Answer with one number: the count of lines in the listing below that hold the word "Please".

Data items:
* * * * * * *

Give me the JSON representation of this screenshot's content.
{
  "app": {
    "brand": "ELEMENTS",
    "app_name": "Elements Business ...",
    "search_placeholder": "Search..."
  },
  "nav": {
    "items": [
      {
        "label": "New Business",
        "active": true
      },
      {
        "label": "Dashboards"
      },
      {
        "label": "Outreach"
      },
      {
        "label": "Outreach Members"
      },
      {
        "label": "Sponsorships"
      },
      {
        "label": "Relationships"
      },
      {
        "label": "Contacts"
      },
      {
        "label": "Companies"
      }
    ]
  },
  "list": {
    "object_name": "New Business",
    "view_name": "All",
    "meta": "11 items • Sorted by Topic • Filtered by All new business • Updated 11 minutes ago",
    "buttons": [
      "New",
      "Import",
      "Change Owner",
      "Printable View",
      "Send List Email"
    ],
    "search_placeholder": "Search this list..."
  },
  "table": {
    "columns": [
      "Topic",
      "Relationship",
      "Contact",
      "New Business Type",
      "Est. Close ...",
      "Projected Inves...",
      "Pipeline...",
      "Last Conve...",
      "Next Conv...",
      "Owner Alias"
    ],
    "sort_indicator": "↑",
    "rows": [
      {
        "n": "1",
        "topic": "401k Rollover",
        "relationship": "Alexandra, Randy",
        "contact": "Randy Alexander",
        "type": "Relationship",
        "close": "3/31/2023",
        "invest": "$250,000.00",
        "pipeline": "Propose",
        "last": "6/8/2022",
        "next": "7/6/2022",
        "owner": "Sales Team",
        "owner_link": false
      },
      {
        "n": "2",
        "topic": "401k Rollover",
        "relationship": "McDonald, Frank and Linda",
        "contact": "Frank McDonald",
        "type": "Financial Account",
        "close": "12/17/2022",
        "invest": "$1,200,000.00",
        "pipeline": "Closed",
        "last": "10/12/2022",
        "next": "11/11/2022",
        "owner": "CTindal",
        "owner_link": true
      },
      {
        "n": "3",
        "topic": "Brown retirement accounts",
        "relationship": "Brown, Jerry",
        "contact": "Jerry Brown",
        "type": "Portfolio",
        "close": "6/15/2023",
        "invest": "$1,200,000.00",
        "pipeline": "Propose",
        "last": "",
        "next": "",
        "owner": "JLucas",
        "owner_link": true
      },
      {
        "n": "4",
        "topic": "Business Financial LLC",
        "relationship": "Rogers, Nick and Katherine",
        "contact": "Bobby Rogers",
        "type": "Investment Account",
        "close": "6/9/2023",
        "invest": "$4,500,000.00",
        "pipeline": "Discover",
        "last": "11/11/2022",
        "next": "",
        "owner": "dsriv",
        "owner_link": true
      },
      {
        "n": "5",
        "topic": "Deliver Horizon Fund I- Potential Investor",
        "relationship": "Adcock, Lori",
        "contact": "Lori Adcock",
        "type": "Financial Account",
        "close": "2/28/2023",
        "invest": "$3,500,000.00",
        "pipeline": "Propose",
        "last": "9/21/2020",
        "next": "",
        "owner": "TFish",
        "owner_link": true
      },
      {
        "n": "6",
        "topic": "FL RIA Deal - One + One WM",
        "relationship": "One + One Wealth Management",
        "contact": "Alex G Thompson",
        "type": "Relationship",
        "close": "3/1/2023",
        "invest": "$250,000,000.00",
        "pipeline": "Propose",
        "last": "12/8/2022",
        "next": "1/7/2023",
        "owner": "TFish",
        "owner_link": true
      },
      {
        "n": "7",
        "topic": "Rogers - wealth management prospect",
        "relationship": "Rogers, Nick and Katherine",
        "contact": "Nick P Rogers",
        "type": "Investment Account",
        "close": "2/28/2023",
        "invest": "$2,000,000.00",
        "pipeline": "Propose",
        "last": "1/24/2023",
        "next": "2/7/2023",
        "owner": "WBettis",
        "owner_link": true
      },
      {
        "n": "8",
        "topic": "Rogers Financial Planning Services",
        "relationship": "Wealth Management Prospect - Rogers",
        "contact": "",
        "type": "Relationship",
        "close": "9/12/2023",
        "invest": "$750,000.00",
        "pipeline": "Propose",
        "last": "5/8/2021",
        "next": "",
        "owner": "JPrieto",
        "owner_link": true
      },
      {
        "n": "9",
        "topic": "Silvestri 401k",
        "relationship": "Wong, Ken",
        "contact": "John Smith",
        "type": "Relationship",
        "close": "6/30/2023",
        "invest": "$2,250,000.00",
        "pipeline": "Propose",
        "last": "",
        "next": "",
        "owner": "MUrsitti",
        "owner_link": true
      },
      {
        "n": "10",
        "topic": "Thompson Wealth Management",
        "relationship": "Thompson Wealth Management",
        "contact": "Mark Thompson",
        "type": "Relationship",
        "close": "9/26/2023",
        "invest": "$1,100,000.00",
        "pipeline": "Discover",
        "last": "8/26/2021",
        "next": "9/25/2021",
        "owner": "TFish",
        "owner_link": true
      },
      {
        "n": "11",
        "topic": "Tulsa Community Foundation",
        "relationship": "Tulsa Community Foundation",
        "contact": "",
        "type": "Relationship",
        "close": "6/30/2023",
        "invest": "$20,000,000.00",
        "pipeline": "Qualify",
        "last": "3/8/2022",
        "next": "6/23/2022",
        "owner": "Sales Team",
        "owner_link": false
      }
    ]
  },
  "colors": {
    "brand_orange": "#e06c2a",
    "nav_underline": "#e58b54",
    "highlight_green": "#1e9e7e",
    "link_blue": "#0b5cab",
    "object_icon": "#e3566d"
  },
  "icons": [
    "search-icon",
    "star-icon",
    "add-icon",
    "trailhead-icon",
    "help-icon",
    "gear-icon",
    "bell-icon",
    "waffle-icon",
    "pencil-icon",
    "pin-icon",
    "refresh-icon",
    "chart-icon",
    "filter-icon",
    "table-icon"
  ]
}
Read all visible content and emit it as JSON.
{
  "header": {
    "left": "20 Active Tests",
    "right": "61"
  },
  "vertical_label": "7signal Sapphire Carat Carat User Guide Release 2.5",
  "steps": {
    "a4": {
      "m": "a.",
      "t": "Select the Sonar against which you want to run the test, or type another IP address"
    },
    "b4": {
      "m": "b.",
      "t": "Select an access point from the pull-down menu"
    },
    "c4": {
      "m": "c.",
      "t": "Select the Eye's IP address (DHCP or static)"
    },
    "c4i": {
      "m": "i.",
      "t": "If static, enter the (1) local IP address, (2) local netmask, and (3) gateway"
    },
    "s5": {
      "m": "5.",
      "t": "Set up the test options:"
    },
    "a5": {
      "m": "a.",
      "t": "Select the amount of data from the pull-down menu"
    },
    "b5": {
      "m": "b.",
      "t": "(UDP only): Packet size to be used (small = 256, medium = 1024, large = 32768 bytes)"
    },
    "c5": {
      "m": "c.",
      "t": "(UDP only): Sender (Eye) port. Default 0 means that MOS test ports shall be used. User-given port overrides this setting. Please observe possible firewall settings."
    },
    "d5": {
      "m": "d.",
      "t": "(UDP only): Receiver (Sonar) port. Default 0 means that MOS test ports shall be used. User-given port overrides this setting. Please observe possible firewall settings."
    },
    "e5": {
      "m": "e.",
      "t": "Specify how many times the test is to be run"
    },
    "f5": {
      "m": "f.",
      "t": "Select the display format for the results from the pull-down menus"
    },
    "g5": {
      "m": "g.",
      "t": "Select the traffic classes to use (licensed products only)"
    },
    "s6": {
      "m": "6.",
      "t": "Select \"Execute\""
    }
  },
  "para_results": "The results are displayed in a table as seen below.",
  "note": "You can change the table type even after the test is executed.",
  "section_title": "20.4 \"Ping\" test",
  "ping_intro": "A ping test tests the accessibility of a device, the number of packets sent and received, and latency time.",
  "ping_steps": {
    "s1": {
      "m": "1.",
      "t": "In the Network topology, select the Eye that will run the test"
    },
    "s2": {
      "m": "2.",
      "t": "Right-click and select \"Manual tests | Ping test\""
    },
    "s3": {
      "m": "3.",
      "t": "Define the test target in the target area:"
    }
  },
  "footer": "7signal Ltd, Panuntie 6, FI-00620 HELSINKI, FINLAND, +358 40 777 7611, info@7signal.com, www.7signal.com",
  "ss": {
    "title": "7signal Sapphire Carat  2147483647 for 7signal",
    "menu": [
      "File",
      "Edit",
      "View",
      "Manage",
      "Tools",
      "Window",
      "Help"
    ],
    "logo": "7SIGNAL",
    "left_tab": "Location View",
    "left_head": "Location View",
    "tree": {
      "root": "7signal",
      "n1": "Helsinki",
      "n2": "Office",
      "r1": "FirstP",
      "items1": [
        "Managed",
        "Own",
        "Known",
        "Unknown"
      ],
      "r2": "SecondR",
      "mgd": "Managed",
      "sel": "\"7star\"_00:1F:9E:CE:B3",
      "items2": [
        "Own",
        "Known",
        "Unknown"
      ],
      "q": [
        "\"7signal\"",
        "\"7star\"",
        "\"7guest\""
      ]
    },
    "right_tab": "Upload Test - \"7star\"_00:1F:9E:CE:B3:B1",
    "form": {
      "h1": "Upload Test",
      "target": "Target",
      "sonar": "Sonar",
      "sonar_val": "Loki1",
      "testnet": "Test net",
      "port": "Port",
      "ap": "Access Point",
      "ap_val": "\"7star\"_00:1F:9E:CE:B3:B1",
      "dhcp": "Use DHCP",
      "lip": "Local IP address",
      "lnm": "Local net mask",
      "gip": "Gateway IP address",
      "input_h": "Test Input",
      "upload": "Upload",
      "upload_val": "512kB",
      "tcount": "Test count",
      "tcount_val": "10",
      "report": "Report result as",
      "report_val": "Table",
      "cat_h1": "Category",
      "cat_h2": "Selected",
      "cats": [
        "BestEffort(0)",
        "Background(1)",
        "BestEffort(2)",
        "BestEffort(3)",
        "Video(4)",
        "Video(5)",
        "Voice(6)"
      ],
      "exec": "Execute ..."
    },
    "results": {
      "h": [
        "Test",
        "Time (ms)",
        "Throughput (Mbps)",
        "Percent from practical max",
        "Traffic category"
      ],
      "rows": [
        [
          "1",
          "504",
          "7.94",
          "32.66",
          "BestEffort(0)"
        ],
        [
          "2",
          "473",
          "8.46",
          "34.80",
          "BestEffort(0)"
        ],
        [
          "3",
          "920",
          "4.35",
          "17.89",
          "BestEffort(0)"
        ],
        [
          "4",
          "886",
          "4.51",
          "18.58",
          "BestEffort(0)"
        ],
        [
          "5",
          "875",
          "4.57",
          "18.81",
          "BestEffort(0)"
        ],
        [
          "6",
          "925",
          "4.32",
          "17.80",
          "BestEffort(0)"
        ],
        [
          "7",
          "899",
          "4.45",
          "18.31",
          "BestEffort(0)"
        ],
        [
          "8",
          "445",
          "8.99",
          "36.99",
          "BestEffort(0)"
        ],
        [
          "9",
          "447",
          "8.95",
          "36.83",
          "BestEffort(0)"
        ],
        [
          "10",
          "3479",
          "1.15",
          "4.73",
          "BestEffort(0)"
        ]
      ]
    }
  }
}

* * * * * * *

> _Task answer_
2